(Entries with figure data)
###
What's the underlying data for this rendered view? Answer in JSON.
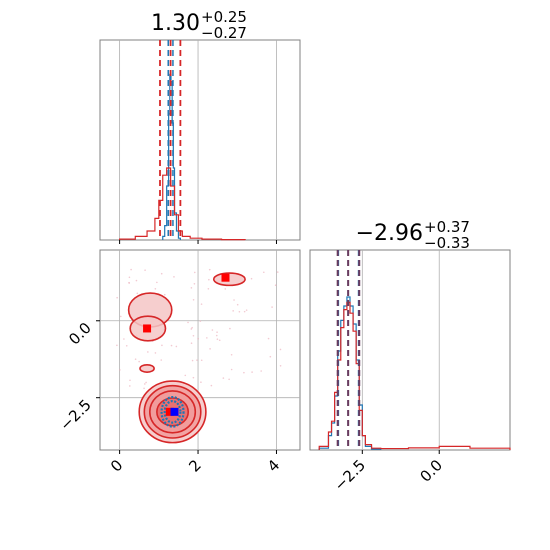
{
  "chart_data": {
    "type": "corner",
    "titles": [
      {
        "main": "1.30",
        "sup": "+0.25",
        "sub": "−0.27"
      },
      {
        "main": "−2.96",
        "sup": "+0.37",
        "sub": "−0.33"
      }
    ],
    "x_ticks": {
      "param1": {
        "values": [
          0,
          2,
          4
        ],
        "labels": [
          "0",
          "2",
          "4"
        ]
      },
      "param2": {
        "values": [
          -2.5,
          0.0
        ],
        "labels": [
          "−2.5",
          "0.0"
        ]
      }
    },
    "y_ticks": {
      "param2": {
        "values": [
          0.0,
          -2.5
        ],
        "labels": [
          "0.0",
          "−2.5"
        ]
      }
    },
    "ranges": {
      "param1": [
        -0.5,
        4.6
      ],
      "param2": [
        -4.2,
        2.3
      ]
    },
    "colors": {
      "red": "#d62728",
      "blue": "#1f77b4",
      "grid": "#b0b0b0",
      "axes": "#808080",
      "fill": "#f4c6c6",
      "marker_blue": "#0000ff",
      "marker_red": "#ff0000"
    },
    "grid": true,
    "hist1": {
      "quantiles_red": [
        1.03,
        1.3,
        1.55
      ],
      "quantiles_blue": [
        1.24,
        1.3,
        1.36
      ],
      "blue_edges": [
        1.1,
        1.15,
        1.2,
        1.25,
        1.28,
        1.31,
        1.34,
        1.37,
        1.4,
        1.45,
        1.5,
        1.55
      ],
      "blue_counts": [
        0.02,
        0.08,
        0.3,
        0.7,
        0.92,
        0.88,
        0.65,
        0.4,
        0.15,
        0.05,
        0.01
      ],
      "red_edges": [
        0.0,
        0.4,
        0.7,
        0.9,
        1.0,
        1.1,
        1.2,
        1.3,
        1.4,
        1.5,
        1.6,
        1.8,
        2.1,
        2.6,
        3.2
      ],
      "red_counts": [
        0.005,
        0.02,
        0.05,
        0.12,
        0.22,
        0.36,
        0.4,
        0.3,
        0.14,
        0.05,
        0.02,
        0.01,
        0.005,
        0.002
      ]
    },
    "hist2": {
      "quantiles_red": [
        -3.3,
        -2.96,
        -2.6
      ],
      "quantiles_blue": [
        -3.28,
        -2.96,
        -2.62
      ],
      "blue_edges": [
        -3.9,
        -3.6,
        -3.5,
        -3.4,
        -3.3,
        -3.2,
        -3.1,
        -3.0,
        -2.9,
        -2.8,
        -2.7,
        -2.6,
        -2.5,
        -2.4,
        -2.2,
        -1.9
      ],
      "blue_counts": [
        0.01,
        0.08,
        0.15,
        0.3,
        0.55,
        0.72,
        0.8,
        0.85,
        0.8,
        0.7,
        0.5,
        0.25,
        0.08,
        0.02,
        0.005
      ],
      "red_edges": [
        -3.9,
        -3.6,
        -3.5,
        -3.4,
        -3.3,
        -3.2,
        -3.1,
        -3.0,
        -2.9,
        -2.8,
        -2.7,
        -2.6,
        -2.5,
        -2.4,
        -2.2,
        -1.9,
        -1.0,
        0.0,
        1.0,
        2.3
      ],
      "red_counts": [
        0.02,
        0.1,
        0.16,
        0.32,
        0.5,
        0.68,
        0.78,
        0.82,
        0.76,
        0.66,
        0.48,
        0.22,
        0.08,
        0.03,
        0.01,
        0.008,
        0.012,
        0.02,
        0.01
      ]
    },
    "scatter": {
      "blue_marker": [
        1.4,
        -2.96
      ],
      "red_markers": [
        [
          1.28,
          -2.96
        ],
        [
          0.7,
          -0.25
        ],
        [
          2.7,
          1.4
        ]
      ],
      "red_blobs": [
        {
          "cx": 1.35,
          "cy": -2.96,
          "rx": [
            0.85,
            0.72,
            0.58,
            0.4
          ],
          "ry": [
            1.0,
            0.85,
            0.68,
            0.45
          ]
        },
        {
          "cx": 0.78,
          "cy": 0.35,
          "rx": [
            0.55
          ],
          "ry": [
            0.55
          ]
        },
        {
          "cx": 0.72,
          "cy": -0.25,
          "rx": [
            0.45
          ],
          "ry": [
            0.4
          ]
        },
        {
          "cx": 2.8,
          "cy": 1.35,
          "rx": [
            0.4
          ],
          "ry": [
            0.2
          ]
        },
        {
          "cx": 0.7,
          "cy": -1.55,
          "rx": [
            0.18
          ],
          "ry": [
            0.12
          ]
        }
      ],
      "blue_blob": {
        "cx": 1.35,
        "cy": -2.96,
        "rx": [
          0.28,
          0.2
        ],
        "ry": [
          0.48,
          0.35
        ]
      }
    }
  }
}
###
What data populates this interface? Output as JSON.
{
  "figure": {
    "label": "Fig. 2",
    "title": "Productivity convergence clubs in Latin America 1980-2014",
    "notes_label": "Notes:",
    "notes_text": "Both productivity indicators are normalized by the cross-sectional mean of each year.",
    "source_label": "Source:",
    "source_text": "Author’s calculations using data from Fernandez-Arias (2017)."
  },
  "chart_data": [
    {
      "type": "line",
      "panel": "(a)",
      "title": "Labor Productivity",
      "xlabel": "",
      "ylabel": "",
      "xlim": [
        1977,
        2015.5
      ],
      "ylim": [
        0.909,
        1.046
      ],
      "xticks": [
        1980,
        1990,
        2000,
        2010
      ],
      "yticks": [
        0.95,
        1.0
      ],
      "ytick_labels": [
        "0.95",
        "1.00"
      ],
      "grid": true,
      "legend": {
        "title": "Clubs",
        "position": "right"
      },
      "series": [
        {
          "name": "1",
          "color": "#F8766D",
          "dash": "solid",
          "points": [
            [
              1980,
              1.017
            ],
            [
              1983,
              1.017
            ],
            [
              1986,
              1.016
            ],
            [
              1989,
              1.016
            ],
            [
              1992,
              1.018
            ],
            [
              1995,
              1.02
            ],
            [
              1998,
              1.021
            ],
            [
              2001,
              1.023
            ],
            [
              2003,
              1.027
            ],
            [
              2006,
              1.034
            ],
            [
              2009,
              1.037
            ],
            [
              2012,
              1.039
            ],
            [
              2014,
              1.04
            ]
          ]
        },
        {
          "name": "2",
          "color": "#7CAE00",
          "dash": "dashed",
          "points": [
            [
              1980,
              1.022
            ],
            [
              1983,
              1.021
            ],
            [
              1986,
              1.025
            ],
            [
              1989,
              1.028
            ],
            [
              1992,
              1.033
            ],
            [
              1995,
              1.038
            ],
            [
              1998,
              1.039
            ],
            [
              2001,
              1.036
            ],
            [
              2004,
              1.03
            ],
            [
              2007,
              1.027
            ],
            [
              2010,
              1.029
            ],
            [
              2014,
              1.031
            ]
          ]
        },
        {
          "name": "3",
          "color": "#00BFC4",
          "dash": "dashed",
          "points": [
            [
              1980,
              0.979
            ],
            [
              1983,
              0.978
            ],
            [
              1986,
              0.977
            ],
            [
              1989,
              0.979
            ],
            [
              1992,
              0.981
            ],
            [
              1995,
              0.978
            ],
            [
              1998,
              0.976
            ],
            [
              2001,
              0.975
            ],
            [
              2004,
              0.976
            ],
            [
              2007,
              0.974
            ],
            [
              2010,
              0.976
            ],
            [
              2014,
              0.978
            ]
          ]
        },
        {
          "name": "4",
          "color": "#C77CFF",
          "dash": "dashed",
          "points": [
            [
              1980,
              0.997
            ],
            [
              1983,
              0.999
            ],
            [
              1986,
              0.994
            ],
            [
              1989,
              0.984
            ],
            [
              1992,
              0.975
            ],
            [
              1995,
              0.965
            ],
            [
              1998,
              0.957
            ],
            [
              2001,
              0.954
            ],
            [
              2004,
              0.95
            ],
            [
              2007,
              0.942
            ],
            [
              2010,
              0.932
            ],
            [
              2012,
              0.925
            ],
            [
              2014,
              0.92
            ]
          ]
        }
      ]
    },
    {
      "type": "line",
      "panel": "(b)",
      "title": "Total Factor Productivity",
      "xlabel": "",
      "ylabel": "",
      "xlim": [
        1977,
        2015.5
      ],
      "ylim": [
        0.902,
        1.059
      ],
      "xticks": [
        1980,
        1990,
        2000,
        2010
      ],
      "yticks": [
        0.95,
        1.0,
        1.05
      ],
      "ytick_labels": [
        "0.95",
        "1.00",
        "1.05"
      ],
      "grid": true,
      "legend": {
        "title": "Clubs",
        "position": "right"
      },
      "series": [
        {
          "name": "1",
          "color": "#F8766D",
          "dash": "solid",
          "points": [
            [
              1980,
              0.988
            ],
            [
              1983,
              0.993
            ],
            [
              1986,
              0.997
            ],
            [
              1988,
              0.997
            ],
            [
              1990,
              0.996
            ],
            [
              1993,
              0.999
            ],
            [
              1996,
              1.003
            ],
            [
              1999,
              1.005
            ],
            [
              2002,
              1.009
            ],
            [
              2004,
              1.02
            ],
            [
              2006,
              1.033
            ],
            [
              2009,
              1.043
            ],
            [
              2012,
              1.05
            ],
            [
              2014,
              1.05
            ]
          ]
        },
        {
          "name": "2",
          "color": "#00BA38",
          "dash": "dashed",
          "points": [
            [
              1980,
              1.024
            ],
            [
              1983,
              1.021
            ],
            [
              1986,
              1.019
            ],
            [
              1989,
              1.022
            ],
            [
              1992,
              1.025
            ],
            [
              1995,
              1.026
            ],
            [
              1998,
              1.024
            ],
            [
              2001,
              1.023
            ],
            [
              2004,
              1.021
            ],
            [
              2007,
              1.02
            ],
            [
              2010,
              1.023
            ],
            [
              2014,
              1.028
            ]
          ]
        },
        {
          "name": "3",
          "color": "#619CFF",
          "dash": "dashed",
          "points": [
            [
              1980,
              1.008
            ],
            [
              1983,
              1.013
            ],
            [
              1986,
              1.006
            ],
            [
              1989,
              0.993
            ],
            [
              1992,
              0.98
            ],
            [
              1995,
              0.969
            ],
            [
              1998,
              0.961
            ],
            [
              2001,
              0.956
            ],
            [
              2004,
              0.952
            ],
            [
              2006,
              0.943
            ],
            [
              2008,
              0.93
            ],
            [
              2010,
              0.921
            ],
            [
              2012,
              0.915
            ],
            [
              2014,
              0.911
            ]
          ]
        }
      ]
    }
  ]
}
###
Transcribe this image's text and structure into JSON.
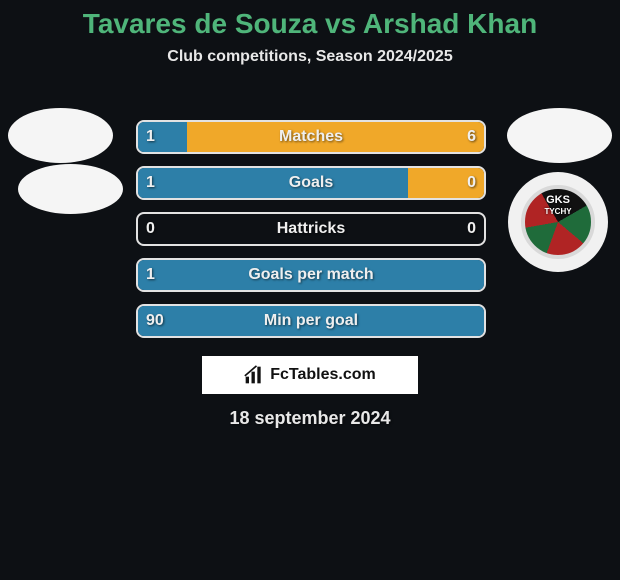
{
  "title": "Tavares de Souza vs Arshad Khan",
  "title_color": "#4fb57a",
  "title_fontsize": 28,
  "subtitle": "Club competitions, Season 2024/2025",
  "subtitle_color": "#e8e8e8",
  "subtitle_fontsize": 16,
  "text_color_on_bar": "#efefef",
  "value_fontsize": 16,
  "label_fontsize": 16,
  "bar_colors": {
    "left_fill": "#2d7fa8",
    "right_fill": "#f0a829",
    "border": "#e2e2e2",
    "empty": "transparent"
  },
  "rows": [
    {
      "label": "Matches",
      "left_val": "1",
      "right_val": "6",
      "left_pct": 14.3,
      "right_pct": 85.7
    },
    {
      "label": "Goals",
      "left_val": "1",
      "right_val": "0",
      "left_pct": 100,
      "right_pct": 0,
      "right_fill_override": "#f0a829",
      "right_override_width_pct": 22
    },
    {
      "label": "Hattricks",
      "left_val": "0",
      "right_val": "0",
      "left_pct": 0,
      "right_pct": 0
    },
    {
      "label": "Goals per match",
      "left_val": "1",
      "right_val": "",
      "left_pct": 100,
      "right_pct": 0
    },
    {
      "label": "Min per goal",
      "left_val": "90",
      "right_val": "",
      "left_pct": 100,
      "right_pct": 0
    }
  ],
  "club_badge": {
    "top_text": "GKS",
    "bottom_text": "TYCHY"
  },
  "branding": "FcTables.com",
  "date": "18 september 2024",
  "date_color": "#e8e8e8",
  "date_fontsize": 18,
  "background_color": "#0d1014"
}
###
_Exercise description_. Copy out each line of the records where the string "this" appears.

_Exercise answer_.
What's the underlying data for this rendered view? Answer in JSON.
What data populates this interface? Output as JSON.
Transcribe this image's text and structure into JSON.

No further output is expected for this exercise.